DO THIS - All lines holding the string "selected" are to be shown.

EXTRACTED INFORMATION -
===============

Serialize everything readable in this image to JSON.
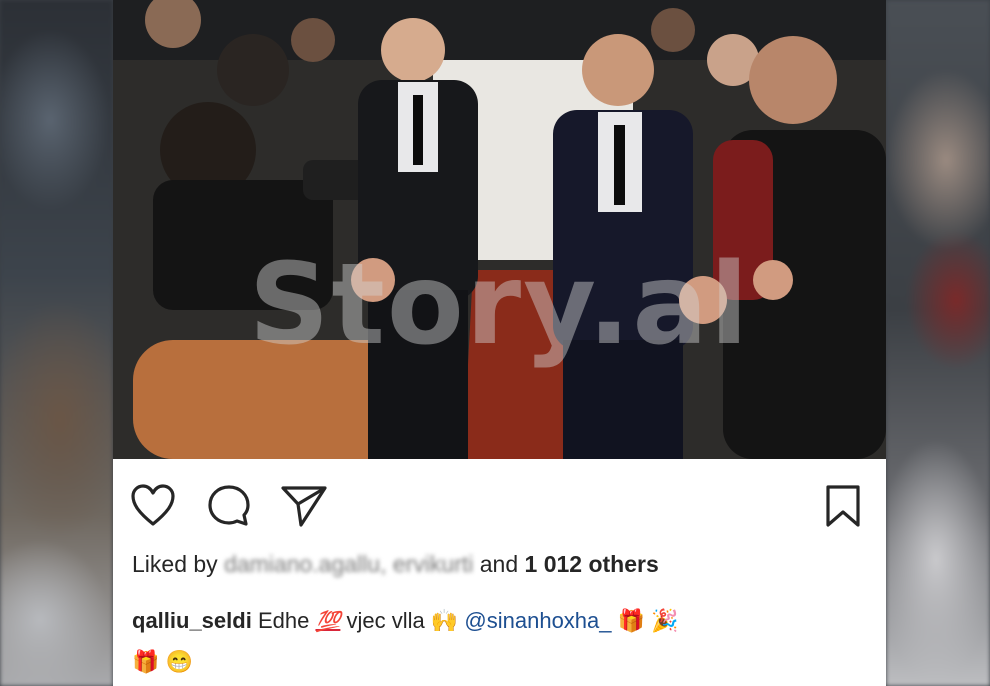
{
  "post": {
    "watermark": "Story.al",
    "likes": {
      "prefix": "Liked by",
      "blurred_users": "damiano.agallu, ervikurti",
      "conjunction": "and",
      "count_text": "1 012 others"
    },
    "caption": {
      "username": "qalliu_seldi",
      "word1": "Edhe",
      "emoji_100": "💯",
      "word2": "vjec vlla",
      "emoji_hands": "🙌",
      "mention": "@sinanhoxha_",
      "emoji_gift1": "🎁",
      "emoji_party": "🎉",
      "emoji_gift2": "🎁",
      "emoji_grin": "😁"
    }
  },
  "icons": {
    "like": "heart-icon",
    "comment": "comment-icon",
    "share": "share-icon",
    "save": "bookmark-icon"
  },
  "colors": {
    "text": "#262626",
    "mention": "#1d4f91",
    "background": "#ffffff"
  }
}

===============

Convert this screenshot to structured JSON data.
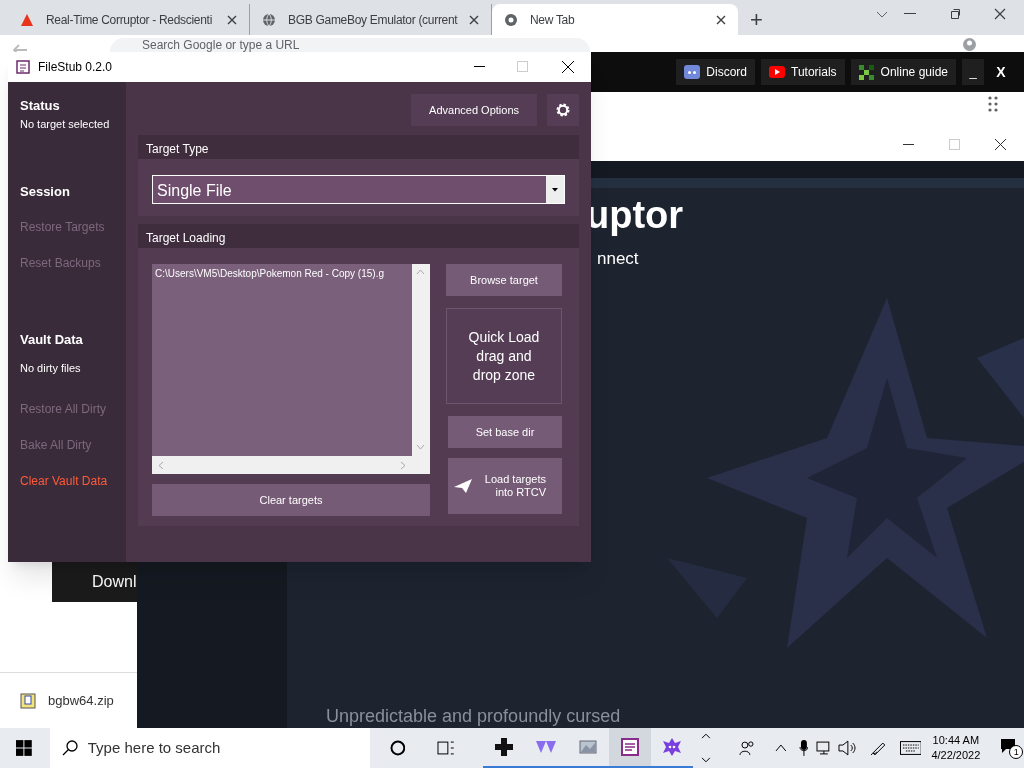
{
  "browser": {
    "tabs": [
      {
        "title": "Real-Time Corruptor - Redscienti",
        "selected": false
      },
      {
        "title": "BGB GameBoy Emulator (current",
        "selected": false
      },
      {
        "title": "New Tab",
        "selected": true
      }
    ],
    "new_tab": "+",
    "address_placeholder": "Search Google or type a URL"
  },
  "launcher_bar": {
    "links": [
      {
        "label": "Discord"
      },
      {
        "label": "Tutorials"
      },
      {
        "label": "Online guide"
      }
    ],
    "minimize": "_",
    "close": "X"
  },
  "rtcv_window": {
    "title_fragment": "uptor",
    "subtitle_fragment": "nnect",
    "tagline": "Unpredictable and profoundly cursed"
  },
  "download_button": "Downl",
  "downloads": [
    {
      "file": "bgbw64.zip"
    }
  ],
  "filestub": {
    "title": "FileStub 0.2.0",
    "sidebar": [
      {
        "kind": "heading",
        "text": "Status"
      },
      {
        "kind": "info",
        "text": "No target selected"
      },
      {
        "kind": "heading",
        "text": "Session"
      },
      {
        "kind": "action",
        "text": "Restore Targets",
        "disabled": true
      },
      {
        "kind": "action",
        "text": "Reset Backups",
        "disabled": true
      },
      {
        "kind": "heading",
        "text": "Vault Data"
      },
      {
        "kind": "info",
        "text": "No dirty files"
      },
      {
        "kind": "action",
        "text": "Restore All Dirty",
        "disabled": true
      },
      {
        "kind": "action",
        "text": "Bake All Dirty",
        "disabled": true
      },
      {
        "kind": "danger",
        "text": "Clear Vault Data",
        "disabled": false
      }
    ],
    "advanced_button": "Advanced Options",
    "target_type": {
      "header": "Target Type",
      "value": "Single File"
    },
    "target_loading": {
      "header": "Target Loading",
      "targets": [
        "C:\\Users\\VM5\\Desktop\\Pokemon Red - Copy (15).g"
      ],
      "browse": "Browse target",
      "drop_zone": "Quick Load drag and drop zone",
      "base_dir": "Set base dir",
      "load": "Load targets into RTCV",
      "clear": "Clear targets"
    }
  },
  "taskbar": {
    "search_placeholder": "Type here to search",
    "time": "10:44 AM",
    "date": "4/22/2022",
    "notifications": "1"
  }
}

===============

THE COMPLETED TASK -
        "selected": false
        "selected": false
        "selected": true
        "text": "No target selected"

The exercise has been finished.